[WHAT THIS TASK INVOLVES]: Extract all lines that hold the string "JSON".

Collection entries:
>> start

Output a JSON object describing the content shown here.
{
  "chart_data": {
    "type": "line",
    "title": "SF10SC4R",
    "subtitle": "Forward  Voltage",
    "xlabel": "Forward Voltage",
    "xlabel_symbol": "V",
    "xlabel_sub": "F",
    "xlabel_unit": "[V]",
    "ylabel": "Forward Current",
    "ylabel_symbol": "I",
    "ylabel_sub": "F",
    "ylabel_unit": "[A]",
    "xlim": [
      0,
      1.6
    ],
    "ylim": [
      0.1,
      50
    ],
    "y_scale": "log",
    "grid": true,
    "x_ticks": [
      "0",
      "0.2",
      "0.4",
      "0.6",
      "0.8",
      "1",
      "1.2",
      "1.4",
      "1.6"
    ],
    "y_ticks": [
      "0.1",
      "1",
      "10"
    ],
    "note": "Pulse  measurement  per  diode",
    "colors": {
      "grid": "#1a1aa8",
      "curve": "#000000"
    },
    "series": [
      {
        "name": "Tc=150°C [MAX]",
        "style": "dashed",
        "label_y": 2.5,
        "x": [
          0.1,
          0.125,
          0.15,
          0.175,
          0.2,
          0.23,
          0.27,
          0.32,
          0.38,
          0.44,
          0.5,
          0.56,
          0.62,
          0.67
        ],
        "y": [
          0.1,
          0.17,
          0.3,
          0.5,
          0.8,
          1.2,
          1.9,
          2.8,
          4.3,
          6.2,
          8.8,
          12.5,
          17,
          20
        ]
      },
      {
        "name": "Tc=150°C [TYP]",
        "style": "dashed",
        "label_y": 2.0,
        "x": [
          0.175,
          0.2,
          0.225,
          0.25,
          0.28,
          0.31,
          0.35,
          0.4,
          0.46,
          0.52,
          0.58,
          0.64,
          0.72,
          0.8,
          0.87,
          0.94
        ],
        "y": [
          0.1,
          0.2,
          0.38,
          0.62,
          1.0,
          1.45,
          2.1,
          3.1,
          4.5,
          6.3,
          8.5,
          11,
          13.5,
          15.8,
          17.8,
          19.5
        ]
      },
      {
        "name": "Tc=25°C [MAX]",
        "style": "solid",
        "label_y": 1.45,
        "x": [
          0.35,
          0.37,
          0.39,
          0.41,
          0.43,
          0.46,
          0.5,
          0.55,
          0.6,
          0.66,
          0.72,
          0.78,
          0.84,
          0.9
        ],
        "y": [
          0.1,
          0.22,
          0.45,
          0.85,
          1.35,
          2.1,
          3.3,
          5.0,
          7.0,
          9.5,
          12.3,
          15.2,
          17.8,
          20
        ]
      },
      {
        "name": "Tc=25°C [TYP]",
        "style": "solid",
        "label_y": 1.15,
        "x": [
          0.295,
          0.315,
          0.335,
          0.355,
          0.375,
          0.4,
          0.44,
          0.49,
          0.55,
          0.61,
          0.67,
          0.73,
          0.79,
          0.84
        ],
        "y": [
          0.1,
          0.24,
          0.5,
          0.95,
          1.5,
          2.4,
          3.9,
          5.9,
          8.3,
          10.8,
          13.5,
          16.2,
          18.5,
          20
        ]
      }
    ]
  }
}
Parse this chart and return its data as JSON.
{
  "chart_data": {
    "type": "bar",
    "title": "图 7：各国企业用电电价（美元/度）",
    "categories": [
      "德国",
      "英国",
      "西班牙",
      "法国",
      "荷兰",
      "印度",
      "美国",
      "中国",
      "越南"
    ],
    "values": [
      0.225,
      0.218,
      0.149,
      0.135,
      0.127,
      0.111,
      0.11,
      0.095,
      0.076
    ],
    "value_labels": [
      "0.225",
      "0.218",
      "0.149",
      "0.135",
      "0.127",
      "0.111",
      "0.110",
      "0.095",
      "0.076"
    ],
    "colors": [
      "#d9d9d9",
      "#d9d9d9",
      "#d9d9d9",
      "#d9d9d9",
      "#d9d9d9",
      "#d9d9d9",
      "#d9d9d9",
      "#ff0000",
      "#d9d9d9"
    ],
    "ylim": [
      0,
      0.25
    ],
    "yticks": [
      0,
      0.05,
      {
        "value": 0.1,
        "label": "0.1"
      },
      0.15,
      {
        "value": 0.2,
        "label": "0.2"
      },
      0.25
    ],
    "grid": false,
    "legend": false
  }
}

>> end

[EXERCISE ANSWER]:
Output a JSON object describing the content shown here.
Parse this chart and return its data as JSON.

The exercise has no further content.